§ THE TASK
Can you write out the data below line for line, with nothing changed?

§ DATA IN THIS EXERCISE
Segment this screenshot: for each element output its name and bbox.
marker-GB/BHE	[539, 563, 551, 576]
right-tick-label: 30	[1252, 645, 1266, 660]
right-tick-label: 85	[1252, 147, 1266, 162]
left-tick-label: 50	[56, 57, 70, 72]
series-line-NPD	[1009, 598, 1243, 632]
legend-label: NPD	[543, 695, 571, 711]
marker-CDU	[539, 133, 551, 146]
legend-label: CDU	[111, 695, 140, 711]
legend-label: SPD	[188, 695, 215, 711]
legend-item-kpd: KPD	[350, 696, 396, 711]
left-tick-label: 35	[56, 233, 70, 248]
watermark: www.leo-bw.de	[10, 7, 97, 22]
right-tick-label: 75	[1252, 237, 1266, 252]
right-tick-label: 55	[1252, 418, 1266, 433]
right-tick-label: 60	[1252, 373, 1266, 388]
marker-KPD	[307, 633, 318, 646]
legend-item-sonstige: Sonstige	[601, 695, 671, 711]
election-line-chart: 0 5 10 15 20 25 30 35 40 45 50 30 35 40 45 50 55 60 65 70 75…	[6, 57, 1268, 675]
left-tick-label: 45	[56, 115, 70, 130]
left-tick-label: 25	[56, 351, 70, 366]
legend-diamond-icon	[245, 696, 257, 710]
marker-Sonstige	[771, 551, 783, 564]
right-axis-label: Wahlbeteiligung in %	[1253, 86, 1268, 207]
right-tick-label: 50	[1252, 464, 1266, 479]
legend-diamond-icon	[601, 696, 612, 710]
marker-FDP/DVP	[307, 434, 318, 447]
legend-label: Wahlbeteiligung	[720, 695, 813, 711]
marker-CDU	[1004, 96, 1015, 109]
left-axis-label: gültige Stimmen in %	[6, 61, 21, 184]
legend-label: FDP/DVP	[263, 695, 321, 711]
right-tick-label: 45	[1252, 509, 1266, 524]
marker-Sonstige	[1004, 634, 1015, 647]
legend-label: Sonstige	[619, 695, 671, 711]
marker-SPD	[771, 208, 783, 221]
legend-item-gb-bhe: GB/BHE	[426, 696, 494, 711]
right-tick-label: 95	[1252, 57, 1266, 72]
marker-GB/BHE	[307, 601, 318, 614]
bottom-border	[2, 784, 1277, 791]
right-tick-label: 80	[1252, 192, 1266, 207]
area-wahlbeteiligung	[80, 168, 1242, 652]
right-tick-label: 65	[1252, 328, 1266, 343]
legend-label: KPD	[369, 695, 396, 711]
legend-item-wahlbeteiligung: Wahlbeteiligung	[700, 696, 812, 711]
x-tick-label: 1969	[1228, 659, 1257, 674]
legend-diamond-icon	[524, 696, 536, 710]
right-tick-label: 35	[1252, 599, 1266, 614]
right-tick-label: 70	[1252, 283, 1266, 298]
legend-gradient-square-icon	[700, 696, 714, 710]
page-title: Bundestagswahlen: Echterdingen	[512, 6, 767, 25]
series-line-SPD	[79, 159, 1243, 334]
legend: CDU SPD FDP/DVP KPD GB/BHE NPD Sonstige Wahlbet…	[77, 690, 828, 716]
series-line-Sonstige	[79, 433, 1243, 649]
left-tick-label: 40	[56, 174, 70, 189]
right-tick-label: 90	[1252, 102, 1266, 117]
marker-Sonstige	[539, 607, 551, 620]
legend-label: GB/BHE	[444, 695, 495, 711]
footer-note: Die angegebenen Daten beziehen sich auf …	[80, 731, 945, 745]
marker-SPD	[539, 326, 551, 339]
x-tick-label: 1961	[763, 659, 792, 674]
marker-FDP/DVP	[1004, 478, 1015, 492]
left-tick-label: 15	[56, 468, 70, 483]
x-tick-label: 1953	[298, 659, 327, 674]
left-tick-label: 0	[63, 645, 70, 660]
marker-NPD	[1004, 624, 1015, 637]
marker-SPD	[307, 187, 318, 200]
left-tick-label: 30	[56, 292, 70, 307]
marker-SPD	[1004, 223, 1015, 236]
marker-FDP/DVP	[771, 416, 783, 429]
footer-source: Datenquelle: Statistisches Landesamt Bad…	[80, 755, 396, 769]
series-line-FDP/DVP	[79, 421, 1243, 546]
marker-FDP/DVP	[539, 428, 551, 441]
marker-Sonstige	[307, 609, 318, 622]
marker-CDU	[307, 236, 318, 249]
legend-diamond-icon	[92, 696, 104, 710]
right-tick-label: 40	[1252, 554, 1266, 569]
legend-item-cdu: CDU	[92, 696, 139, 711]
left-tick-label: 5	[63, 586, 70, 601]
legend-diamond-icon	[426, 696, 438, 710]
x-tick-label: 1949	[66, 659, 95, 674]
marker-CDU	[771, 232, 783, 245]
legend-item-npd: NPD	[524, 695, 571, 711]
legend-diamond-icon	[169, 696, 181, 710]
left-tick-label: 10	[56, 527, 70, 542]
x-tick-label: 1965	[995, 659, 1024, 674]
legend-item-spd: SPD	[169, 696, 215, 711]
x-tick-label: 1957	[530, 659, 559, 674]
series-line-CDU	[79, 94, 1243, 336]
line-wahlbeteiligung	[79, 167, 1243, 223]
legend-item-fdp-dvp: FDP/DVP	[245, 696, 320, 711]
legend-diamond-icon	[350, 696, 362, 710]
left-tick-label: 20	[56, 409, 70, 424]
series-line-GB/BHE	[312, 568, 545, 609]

§ WRITTEN RESPONSE
Segment this screenshot: for each element output its name and bbox.
marker-GB/BHE	[539, 563, 551, 576]
right-tick-label: 30	[1252, 645, 1266, 660]
right-tick-label: 85	[1252, 147, 1266, 162]
left-tick-label: 50	[56, 57, 70, 72]
series-line-NPD	[1009, 598, 1243, 632]
legend-label: NPD	[543, 695, 571, 711]
marker-CDU	[539, 133, 551, 146]
legend-label: CDU	[111, 695, 140, 711]
legend-label: SPD	[188, 695, 215, 711]
legend-item-kpd: KPD	[350, 696, 396, 711]
left-tick-label: 35	[56, 233, 70, 248]
watermark: www.leo-bw.de	[10, 7, 97, 22]
right-tick-label: 75	[1252, 237, 1266, 252]
right-tick-label: 55	[1252, 418, 1266, 433]
right-tick-label: 60	[1252, 373, 1266, 388]
marker-KPD	[307, 633, 318, 646]
legend-item-sonstige: Sonstige	[601, 695, 671, 711]
election-line-chart: 0 5 10 15 20 25 30 35 40 45 50 30 35 40 45 50 55 60 65 70 75…	[6, 57, 1268, 675]
left-tick-label: 45	[56, 115, 70, 130]
left-tick-label: 25	[56, 351, 70, 366]
legend-diamond-icon	[245, 696, 257, 710]
marker-Sonstige	[771, 551, 783, 564]
right-axis-label: Wahlbeteiligung in %	[1253, 86, 1268, 207]
right-tick-label: 50	[1252, 464, 1266, 479]
legend-diamond-icon	[601, 696, 612, 710]
marker-FDP/DVP	[307, 434, 318, 447]
legend-label: Wahlbeteiligung	[720, 695, 813, 711]
marker-CDU	[1004, 96, 1015, 109]
left-axis-label: gültige Stimmen in %	[6, 61, 21, 184]
legend-label: FDP/DVP	[263, 695, 321, 711]
right-tick-label: 45	[1252, 509, 1266, 524]
marker-Sonstige	[1004, 634, 1015, 647]
legend-label: Sonstige	[619, 695, 671, 711]
marker-SPD	[771, 208, 783, 221]
legend-item-gb-bhe: GB/BHE	[426, 696, 494, 711]
right-tick-label: 95	[1252, 57, 1266, 72]
marker-GB/BHE	[307, 601, 318, 614]
bottom-border	[2, 784, 1277, 791]
right-tick-label: 80	[1252, 192, 1266, 207]
area-wahlbeteiligung	[80, 168, 1242, 652]
right-tick-label: 65	[1252, 328, 1266, 343]
legend-label: KPD	[369, 695, 396, 711]
legend-item-wahlbeteiligung: Wahlbeteiligung	[700, 696, 812, 711]
x-tick-label: 1969	[1228, 659, 1257, 674]
legend-diamond-icon	[524, 696, 536, 710]
right-tick-label: 35	[1252, 599, 1266, 614]
right-tick-label: 70	[1252, 283, 1266, 298]
legend-gradient-square-icon	[700, 696, 714, 710]
page-title: Bundestagswahlen: Echterdingen	[512, 6, 767, 25]
series-line-SPD	[79, 159, 1243, 334]
legend: CDU SPD FDP/DVP KPD GB/BHE NPD Sonstige Wahlbet…	[77, 690, 828, 716]
series-line-Sonstige	[79, 433, 1243, 649]
left-tick-label: 40	[56, 174, 70, 189]
right-tick-label: 90	[1252, 102, 1266, 117]
marker-Sonstige	[539, 607, 551, 620]
legend-label: GB/BHE	[444, 695, 495, 711]
footer-note: Die angegebenen Daten beziehen sich auf …	[80, 731, 945, 745]
marker-SPD	[539, 326, 551, 339]
x-tick-label: 1961	[763, 659, 792, 674]
marker-FDP/DVP	[1004, 478, 1015, 492]
left-tick-label: 15	[56, 468, 70, 483]
x-tick-label: 1953	[298, 659, 327, 674]
left-tick-label: 0	[63, 645, 70, 660]
marker-NPD	[1004, 624, 1015, 637]
marker-SPD	[307, 187, 318, 200]
left-tick-label: 30	[56, 292, 70, 307]
marker-SPD	[1004, 223, 1015, 236]
marker-FDP/DVP	[771, 416, 783, 429]
footer-source: Datenquelle: Statistisches Landesamt Bad…	[80, 755, 396, 769]
series-line-FDP/DVP	[79, 421, 1243, 546]
marker-FDP/DVP	[539, 428, 551, 441]
marker-Sonstige	[307, 609, 318, 622]
marker-CDU	[307, 236, 318, 249]
legend-diamond-icon	[92, 696, 104, 710]
right-tick-label: 40	[1252, 554, 1266, 569]
legend-item-cdu: CDU	[92, 696, 139, 711]
left-tick-label: 5	[63, 586, 70, 601]
legend-diamond-icon	[426, 696, 438, 710]
x-tick-label: 1949	[66, 659, 95, 674]
marker-CDU	[771, 232, 783, 245]
legend-item-npd: NPD	[524, 695, 571, 711]
legend-diamond-icon	[169, 696, 181, 710]
left-tick-label: 10	[56, 527, 70, 542]
x-tick-label: 1965	[995, 659, 1024, 674]
legend-item-spd: SPD	[169, 696, 215, 711]
x-tick-label: 1957	[530, 659, 559, 674]
series-line-CDU	[79, 94, 1243, 336]
line-wahlbeteiligung	[79, 167, 1243, 223]
legend-item-fdp-dvp: FDP/DVP	[245, 696, 320, 711]
legend-diamond-icon	[350, 696, 362, 710]
left-tick-label: 20	[56, 409, 70, 424]
series-line-GB/BHE	[312, 568, 545, 609]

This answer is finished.